Collected data entries
---+---
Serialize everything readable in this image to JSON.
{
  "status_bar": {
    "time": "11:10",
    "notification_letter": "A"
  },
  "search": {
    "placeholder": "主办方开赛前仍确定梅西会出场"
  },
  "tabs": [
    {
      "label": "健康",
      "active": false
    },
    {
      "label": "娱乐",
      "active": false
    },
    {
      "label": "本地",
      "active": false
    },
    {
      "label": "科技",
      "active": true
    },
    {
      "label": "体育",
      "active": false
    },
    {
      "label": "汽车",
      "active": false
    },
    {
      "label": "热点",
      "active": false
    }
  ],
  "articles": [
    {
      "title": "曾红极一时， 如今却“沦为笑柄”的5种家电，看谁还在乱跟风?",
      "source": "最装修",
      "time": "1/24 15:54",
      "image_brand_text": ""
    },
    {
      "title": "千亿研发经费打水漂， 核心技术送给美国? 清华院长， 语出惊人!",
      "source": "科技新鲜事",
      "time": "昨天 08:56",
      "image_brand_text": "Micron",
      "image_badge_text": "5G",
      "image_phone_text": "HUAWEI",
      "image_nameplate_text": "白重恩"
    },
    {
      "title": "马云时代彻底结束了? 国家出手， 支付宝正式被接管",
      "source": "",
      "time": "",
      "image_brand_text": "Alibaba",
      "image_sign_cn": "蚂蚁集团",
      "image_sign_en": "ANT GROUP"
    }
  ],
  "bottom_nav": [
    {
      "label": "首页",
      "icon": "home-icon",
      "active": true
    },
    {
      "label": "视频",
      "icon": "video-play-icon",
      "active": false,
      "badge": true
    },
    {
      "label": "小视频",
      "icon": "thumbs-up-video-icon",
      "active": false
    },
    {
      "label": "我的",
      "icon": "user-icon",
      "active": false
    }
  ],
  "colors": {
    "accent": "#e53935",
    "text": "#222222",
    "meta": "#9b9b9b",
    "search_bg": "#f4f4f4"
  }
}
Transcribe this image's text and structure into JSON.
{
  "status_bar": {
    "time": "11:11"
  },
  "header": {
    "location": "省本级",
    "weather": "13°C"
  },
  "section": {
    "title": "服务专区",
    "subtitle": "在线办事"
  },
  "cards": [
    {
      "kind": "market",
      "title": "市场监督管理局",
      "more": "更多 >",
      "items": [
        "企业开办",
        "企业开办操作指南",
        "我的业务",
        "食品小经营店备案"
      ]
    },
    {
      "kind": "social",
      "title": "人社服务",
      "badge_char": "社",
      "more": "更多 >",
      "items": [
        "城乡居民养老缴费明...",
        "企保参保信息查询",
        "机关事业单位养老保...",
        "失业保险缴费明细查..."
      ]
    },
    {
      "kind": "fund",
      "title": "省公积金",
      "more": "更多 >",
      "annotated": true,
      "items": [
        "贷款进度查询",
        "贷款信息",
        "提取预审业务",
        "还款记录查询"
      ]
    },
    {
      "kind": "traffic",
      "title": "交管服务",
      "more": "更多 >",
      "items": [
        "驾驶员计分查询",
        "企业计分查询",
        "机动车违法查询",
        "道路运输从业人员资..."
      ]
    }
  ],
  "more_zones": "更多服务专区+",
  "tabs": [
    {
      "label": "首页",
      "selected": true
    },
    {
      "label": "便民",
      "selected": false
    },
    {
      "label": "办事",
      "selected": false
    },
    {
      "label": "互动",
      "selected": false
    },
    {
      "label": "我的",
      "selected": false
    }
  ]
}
---+---
> YOUR OBJECTIVE: Of all the lines in the data above, state how many include "true". Say only the number.

> EXERCISE ANSWER: 5